▶ [TASK DETAILS]
Please return, unchanged and in order, the lines from the line with "data-point-cross: [587, 300, 603, 316]" to the line with "data-point-circle: [534, 645, 541, 652]", including both of those lines.

— BEGIN STORED ROWS —

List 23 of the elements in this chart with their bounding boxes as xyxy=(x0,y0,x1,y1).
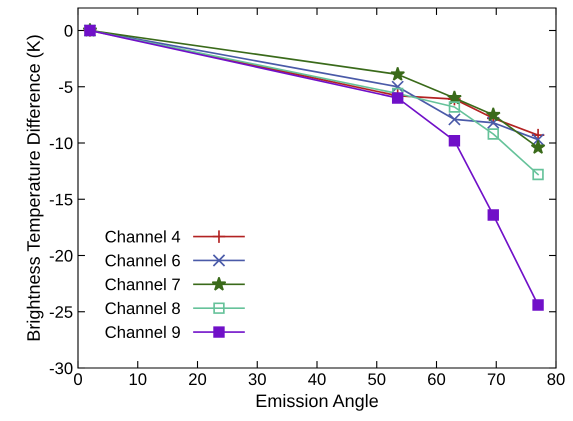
x-tick-label: 50 xyxy=(368,373,386,386)
legend-label: Channel 6 xyxy=(106,254,180,266)
y-tick-label: -5 xyxy=(59,81,72,93)
x-tick-label: 20 xyxy=(189,373,206,386)
legend-label: Channel 7 xyxy=(106,278,180,290)
x-tick-label: 40 xyxy=(308,373,326,386)
legend-label: Channel 9 xyxy=(106,326,180,338)
x-tick-label: 60 xyxy=(428,373,446,386)
x-tick-label: 80 xyxy=(547,373,565,386)
y-tick-label: -15 xyxy=(50,194,72,206)
x-tick-label: 30 xyxy=(248,373,266,386)
y-tick-label: -30 xyxy=(50,362,72,374)
y-tick-label: 0 xyxy=(64,24,72,37)
legend-label: Channel 8 xyxy=(106,302,180,314)
y-axis-title: Brightness Temperature Difference (K) xyxy=(26,35,44,340)
y-tick-label: -20 xyxy=(50,250,72,262)
x-tick-label: 70 xyxy=(488,373,505,386)
x-axis-title: Emission Angle xyxy=(256,394,378,411)
legend-label: Channel 4 xyxy=(106,230,180,243)
y-tick-label: -25 xyxy=(50,306,72,318)
y-tick-label: -10 xyxy=(50,137,72,150)
x-tick-label: 10 xyxy=(130,373,146,386)
x-tick-label: 0 xyxy=(74,373,82,386)
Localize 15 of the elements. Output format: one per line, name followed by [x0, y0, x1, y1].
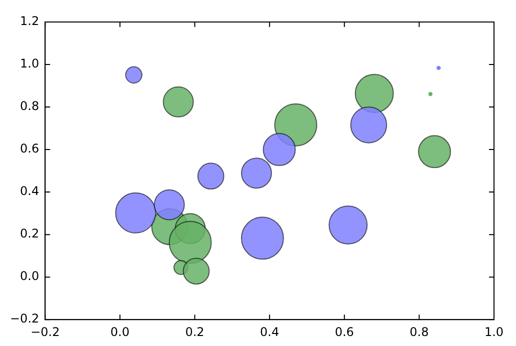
x-tick-label: 0.2 [185, 324, 204, 339]
y-tick-label: 0.6 [20, 142, 40, 156]
y-tick-label: 0.0 [20, 269, 40, 284]
y-tick-label: −0.2 [10, 312, 40, 326]
x-tick-label: 0.8 [410, 324, 429, 339]
x-tick-label: 0.4 [260, 324, 280, 339]
y-tick-label: 1.2 [20, 14, 40, 28]
x-tick-label: −0.2 [30, 324, 60, 339]
x-tick-label: 0.0 [110, 324, 130, 339]
y-tick-label: 0.8 [20, 99, 40, 114]
y-tick-label: 0.4 [20, 184, 40, 198]
y-tick-label: 1.0 [20, 56, 40, 71]
x-tick-label: 0.6 [334, 324, 354, 339]
y-tick-label: 0.2 [20, 226, 40, 241]
x-tick-label: 1.0 [484, 324, 504, 339]
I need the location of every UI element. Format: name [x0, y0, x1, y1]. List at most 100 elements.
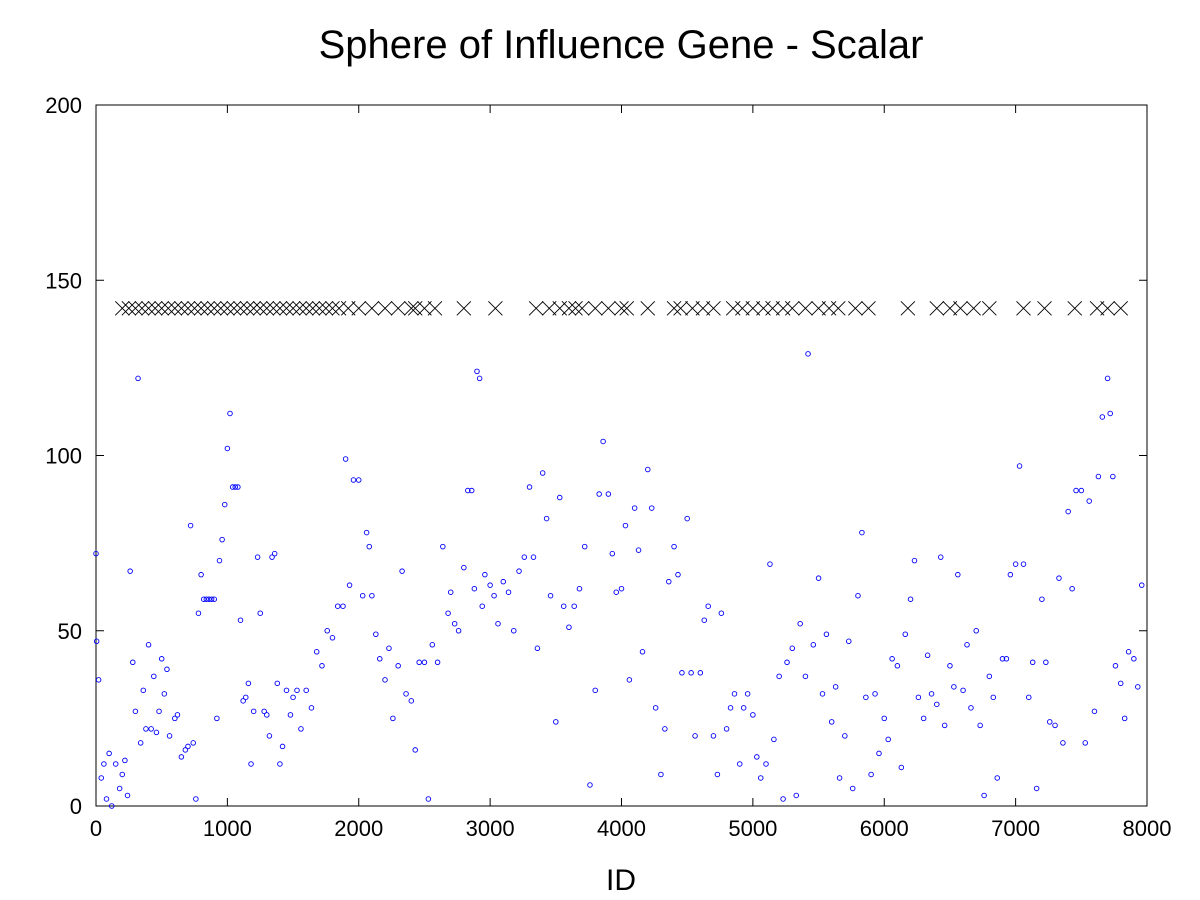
data-point-cross: [587, 300, 603, 316]
data-point-circle: [754, 754, 760, 760]
data-point-circle: [981, 792, 987, 799]
data-point-circle: [622, 522, 629, 529]
data-point-circle: [1060, 740, 1066, 746]
data-point-cross: [285, 300, 301, 316]
data-point-circle: [648, 505, 655, 511]
data-point-circle: [468, 487, 475, 494]
data-point-circle: [200, 596, 207, 602]
data-point-cross: [364, 300, 380, 316]
data-point-circle: [122, 757, 128, 764]
data-point-circle: [151, 673, 157, 680]
y-tick-label: 0: [70, 794, 82, 819]
data-point-circle: [819, 691, 826, 697]
data-point-circle: [1047, 719, 1053, 725]
data-point-cross: [180, 300, 196, 316]
data-point-circle: [425, 796, 432, 802]
data-point-circle: [476, 375, 483, 382]
data-point-circle: [868, 771, 874, 778]
data-point-circle: [793, 792, 799, 799]
data-point-cross: [206, 300, 222, 316]
data-point-circle: [543, 515, 550, 522]
data-point-circle: [924, 652, 931, 659]
data-point-circle: [750, 712, 756, 718]
data-point-circle: [124, 792, 131, 799]
data-point-cross: [601, 300, 616, 316]
data-point-circle: [911, 557, 918, 564]
data-point-cross: [246, 300, 261, 316]
data-point-circle: [534, 645, 541, 652]
data-point-circle: [679, 670, 685, 676]
data-point-circle: [440, 543, 446, 550]
data-point-cross: [848, 300, 863, 316]
data-point-circle: [106, 750, 112, 757]
data-point-circle: [366, 543, 373, 550]
data-point-circle: [964, 642, 970, 648]
data-point-circle: [214, 715, 220, 722]
data-point-circle: [675, 571, 681, 578]
data-point-circle: [373, 631, 379, 638]
y-tick-label: 100: [45, 444, 82, 469]
data-point-circle: [185, 743, 191, 750]
data-point-circle: [261, 708, 267, 715]
data-point-circle: [592, 687, 598, 694]
data-point-circle: [382, 677, 388, 683]
data-point-circle: [553, 719, 559, 725]
data-point-circle: [902, 631, 909, 638]
data-point-circle: [1065, 508, 1071, 515]
data-point-circle: [227, 410, 233, 417]
data-point-circle: [195, 610, 202, 616]
x-tick-label: 1000: [203, 816, 252, 841]
data-point-circle: [1135, 684, 1141, 690]
data-point-circle: [571, 603, 577, 609]
data-point-circle: [1039, 596, 1045, 602]
data-point-cross: [114, 300, 130, 316]
data-point-circle: [1138, 582, 1145, 588]
data-point-cross: [765, 300, 780, 316]
data-point-circle: [377, 656, 383, 662]
data-point-circle: [671, 543, 677, 550]
data-point-cross: [128, 300, 143, 316]
data-point-circle: [143, 726, 149, 732]
data-point-circle: [1104, 375, 1111, 382]
data-point-circle: [605, 491, 612, 497]
data-point-circle: [1099, 414, 1106, 420]
data-point-circle: [232, 484, 239, 490]
data-point-circle: [1082, 740, 1089, 746]
data-point-cross: [147, 300, 163, 316]
data-point-cross: [187, 300, 202, 316]
data-point-circle: [495, 620, 501, 627]
data-point-circle: [1052, 722, 1058, 729]
data-point-circle: [639, 649, 646, 655]
data-point-cross: [220, 300, 235, 316]
data-point-circle: [934, 701, 940, 708]
data-point-cross: [318, 300, 334, 316]
data-point-cross: [233, 300, 248, 316]
data-point-circle: [132, 708, 139, 715]
data-point-circle: [784, 659, 790, 666]
circle-series: [93, 351, 1145, 809]
data-point-circle: [928, 691, 935, 697]
data-point-cross: [673, 300, 688, 316]
data-point-circle: [915, 694, 922, 701]
data-point-cross: [784, 300, 800, 316]
data-point-cross: [292, 300, 307, 316]
data-point-cross: [325, 300, 340, 316]
data-point-circle: [1069, 585, 1075, 592]
data-point-cross: [1067, 300, 1083, 316]
data-point-circle: [342, 456, 349, 462]
data-point-circle: [190, 740, 196, 746]
data-point-circle: [363, 529, 370, 536]
data-point-cross: [252, 300, 268, 316]
data-point-circle: [505, 589, 512, 595]
data-point-circle: [283, 687, 290, 694]
data-point-cross: [953, 300, 968, 316]
data-point-circle: [547, 592, 554, 599]
data-point-cross: [377, 300, 393, 316]
data-point-circle: [727, 705, 734, 711]
data-point-circle: [137, 740, 144, 746]
data-point-circle: [705, 603, 711, 609]
data-point-circle: [789, 645, 796, 652]
data-point-circle: [250, 708, 257, 715]
data-point-circle: [941, 722, 948, 729]
data-point-circle: [986, 673, 993, 680]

— END STORED ROWS —

▶ [OUTPUT OF THE TASK]
data-point-cross: [587, 300, 603, 316]
data-point-circle: [754, 754, 760, 760]
data-point-circle: [981, 792, 987, 799]
data-point-circle: [622, 522, 629, 529]
data-point-circle: [1060, 740, 1066, 746]
data-point-cross: [285, 300, 301, 316]
data-point-circle: [648, 505, 655, 511]
data-point-circle: [468, 487, 475, 494]
data-point-circle: [200, 596, 207, 602]
data-point-cross: [364, 300, 380, 316]
data-point-circle: [122, 757, 128, 764]
data-point-circle: [151, 673, 157, 680]
y-tick-label: 0: [70, 794, 82, 819]
data-point-circle: [819, 691, 826, 697]
data-point-circle: [1047, 719, 1053, 725]
data-point-cross: [180, 300, 196, 316]
data-point-circle: [425, 796, 432, 802]
data-point-circle: [476, 375, 483, 382]
data-point-circle: [868, 771, 874, 778]
data-point-circle: [793, 792, 799, 799]
data-point-cross: [206, 300, 222, 316]
data-point-circle: [543, 515, 550, 522]
data-point-circle: [924, 652, 931, 659]
data-point-circle: [750, 712, 756, 718]
data-point-circle: [124, 792, 131, 799]
data-point-cross: [601, 300, 616, 316]
data-point-circle: [911, 557, 918, 564]
data-point-cross: [246, 300, 261, 316]
data-point-circle: [534, 645, 541, 652]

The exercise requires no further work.